* [Aim]:
Write out the entire listing below exactly as it appears, minus any pictures.

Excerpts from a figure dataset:
** begin **

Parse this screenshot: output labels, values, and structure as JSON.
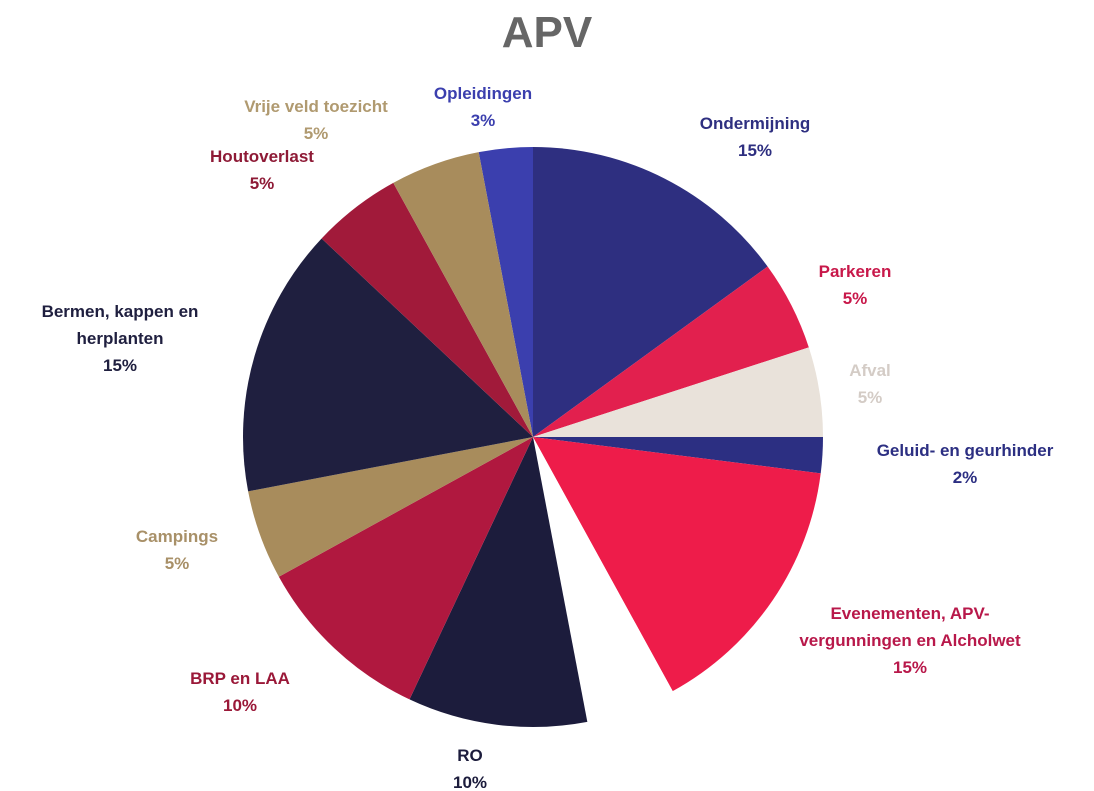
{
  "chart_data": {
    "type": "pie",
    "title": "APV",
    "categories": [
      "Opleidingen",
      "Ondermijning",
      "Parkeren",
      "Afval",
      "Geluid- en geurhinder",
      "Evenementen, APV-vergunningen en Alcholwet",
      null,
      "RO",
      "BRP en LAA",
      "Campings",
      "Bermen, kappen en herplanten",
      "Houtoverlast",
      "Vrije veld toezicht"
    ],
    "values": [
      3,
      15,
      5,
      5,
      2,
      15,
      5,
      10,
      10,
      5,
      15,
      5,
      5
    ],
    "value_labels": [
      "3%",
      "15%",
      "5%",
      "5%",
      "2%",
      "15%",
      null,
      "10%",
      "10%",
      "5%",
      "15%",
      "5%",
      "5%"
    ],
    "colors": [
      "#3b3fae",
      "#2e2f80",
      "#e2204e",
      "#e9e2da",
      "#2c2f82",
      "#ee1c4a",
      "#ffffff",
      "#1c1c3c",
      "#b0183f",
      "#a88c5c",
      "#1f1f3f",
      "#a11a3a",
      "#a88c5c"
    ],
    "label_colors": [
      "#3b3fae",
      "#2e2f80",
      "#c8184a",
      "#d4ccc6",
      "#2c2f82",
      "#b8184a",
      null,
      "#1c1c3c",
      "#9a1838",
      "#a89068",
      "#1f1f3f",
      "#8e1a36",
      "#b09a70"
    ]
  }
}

** end **

* [Solution to this problem]:
Parse this screenshot: output labels, values, and structure as JSON.
{
  "chart_data": {
    "type": "pie",
    "title": "APV",
    "categories": [
      "Opleidingen",
      "Ondermijning",
      "Parkeren",
      "Afval",
      "Geluid- en geurhinder",
      "Evenementen, APV-vergunningen en Alcholwet",
      null,
      "RO",
      "BRP en LAA",
      "Campings",
      "Bermen, kappen en herplanten",
      "Houtoverlast",
      "Vrije veld toezicht"
    ],
    "values": [
      3,
      15,
      5,
      5,
      2,
      15,
      5,
      10,
      10,
      5,
      15,
      5,
      5
    ],
    "value_labels": [
      "3%",
      "15%",
      "5%",
      "5%",
      "2%",
      "15%",
      null,
      "10%",
      "10%",
      "5%",
      "15%",
      "5%",
      "5%"
    ],
    "colors": [
      "#3b3fae",
      "#2e2f80",
      "#e2204e",
      "#e9e2da",
      "#2c2f82",
      "#ee1c4a",
      "#ffffff",
      "#1c1c3c",
      "#b0183f",
      "#a88c5c",
      "#1f1f3f",
      "#a11a3a",
      "#a88c5c"
    ],
    "label_colors": [
      "#3b3fae",
      "#2e2f80",
      "#c8184a",
      "#d4ccc6",
      "#2c2f82",
      "#b8184a",
      null,
      "#1c1c3c",
      "#9a1838",
      "#a89068",
      "#1f1f3f",
      "#8e1a36",
      "#b09a70"
    ]
  }
}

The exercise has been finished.